• [WHAT TO WORK ON]:
Lines that hold the word "système" should be located and copied.

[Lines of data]
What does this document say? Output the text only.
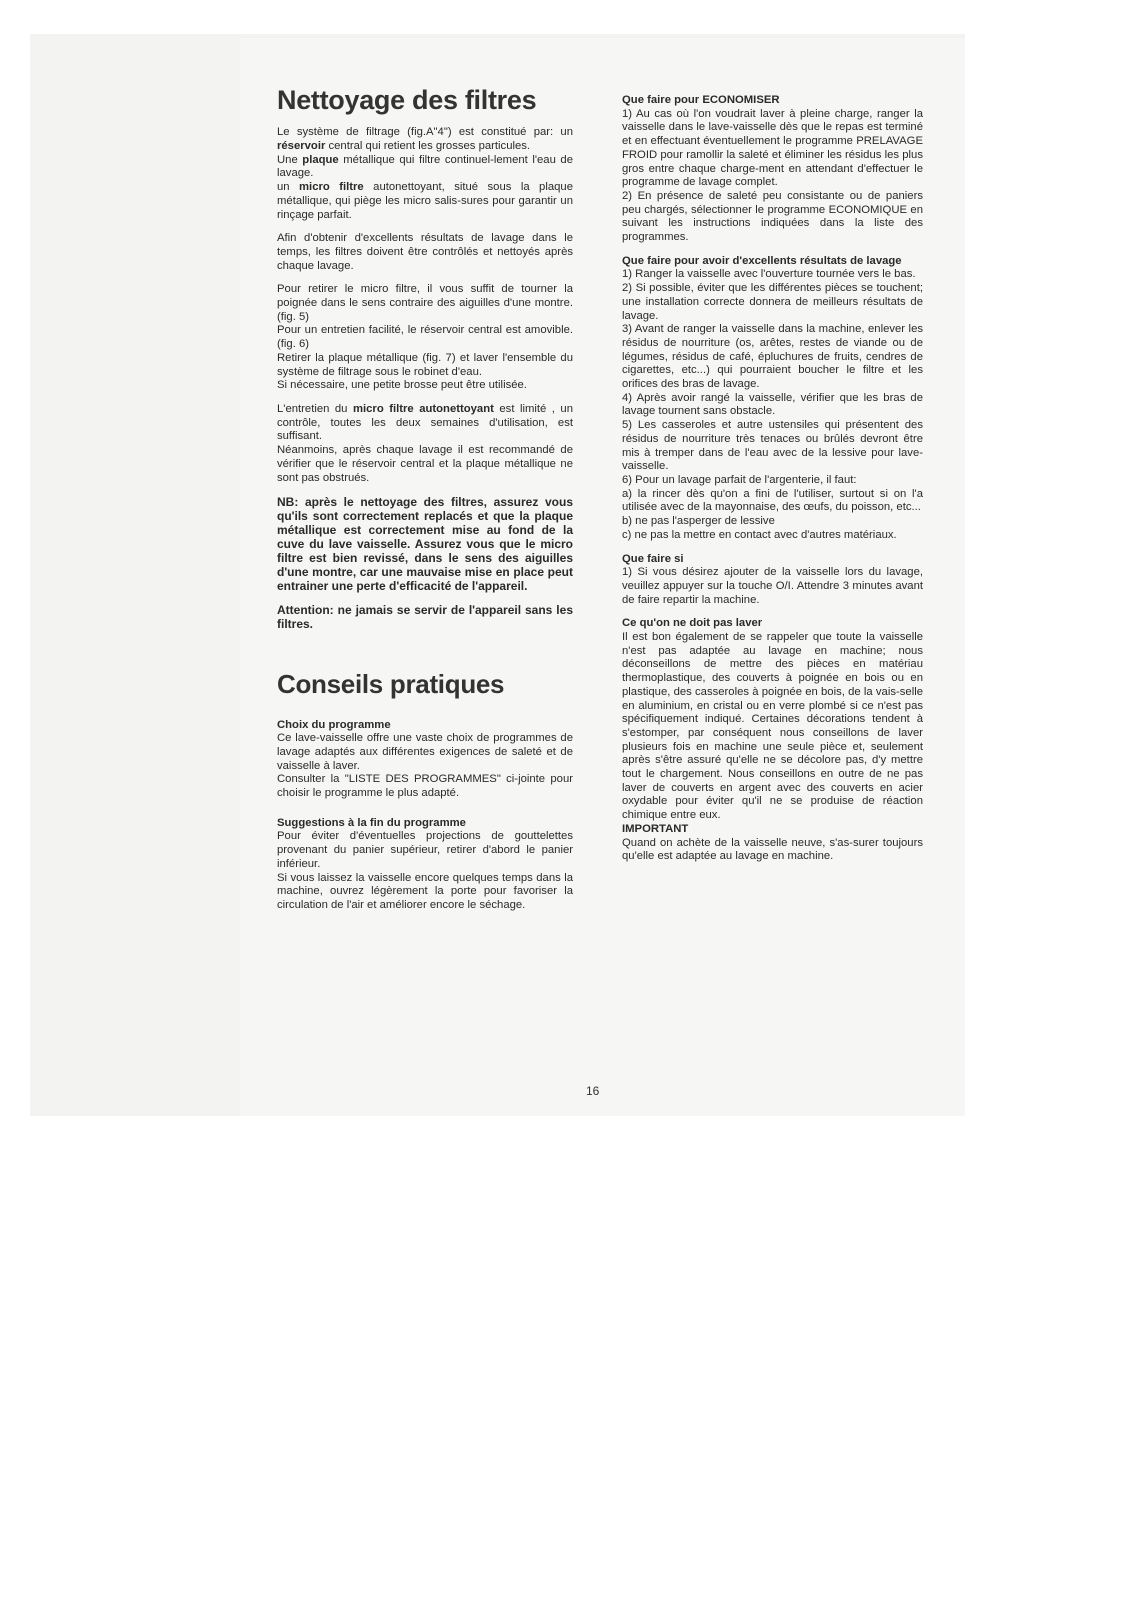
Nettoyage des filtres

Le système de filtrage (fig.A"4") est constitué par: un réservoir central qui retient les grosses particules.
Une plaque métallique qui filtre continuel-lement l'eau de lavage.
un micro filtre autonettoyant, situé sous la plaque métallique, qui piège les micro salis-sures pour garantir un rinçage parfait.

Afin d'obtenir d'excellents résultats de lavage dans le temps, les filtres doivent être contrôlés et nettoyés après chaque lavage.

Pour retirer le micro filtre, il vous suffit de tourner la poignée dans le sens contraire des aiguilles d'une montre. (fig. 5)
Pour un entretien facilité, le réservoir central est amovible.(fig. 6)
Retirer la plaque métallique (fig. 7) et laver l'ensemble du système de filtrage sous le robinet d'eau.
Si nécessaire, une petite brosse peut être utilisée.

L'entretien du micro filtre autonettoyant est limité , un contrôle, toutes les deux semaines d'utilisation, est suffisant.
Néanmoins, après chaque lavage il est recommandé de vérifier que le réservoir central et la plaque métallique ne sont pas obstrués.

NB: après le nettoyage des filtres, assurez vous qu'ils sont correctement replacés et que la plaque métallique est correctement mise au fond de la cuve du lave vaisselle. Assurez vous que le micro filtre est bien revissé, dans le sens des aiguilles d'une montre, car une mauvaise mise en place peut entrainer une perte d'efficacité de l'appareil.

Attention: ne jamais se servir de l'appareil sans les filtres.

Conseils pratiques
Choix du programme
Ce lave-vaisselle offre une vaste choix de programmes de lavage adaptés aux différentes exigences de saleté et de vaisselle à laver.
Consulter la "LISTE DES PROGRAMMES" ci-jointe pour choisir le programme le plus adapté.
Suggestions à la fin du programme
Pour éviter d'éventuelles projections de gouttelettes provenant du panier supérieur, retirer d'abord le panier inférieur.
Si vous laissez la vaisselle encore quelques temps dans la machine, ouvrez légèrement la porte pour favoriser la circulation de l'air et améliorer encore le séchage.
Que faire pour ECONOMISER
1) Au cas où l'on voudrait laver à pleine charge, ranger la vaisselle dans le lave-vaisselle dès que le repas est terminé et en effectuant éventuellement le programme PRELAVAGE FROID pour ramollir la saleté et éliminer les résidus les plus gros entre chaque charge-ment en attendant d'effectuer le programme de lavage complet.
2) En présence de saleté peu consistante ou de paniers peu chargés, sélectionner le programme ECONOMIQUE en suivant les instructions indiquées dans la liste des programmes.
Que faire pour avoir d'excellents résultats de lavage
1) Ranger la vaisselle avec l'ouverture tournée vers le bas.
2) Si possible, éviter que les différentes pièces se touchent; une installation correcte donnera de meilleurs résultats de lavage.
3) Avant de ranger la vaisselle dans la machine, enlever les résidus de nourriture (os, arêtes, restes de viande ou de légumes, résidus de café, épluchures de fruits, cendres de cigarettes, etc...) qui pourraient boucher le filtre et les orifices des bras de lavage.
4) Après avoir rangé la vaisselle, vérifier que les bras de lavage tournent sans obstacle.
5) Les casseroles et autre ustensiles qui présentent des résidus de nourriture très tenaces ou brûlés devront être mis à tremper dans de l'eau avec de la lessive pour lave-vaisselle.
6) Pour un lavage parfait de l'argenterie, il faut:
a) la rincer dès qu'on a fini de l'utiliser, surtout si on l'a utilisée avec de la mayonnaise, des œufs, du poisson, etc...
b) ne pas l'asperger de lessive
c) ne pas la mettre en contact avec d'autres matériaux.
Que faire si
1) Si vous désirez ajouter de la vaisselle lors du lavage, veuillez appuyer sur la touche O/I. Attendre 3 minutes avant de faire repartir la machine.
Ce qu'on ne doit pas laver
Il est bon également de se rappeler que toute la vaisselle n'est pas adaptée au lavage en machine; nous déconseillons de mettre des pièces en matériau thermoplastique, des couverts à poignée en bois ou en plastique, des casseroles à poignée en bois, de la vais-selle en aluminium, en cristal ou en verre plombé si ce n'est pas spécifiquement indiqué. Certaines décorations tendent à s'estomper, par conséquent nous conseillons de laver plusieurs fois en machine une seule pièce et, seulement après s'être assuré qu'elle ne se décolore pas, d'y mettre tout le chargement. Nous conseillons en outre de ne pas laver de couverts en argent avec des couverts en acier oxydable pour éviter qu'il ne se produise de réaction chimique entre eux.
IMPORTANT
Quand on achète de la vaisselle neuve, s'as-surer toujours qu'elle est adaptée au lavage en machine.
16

--

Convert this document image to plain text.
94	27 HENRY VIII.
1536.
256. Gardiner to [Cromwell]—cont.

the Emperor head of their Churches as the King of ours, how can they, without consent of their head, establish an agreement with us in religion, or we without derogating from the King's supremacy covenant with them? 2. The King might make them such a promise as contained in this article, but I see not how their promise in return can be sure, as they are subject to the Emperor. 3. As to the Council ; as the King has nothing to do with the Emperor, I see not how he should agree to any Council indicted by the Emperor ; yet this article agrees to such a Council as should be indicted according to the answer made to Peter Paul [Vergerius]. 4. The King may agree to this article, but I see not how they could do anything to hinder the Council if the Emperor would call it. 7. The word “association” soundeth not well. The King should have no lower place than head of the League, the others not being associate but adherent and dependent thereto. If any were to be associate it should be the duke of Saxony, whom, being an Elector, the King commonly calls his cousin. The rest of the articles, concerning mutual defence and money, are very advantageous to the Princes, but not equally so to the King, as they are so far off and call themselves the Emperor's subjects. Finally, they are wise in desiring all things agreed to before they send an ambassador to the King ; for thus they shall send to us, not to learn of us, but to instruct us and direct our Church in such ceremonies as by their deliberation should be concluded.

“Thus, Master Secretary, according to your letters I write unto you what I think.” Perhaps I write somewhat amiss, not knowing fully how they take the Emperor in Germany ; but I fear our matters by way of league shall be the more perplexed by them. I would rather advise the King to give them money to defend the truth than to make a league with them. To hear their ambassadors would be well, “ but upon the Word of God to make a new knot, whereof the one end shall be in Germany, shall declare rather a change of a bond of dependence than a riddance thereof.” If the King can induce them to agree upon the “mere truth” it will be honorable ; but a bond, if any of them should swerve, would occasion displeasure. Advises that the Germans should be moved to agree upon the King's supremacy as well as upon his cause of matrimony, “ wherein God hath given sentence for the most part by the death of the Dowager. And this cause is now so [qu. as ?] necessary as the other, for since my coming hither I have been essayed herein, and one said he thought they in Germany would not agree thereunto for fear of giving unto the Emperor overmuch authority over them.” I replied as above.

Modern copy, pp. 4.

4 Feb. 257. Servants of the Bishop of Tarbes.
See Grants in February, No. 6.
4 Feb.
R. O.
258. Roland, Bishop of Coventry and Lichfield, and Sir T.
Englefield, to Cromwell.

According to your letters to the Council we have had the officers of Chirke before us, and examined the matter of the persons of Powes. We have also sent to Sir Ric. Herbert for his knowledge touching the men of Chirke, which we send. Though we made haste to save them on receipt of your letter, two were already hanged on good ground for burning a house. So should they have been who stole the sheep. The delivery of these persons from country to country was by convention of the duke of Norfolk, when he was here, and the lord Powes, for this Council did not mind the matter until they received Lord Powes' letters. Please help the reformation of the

---

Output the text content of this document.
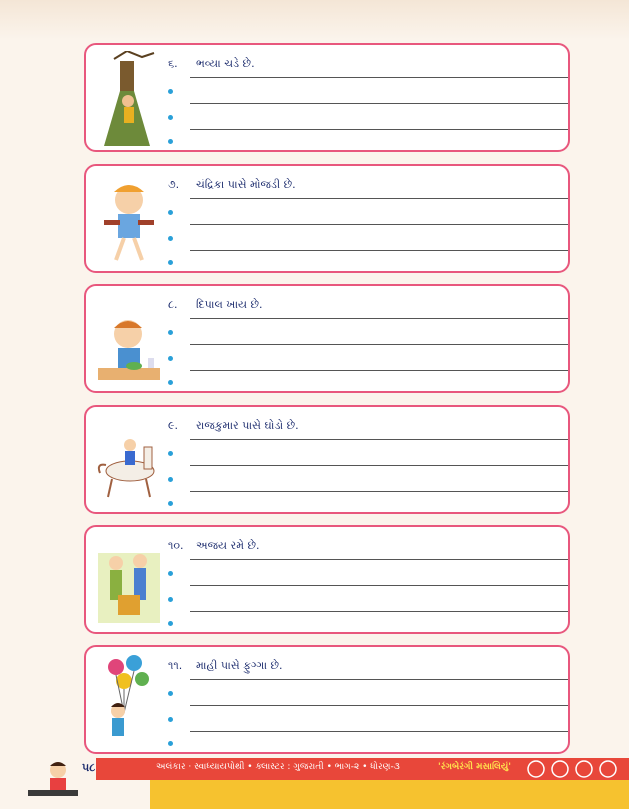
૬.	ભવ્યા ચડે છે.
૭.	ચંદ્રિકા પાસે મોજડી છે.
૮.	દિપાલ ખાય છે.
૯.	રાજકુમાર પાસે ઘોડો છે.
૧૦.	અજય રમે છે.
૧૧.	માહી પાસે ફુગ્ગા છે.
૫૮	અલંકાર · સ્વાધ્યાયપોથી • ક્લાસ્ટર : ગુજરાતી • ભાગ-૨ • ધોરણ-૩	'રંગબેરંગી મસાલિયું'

• [SOLUTION TO THIS TASK]:
Le système de filtrage (fig.A"4") est constitué par: un réservoir central qui retient les grosses particules.
Retirer la plaque métallique (fig. 7) et laver l'ensemble du système de filtrage sous le robinet d'eau.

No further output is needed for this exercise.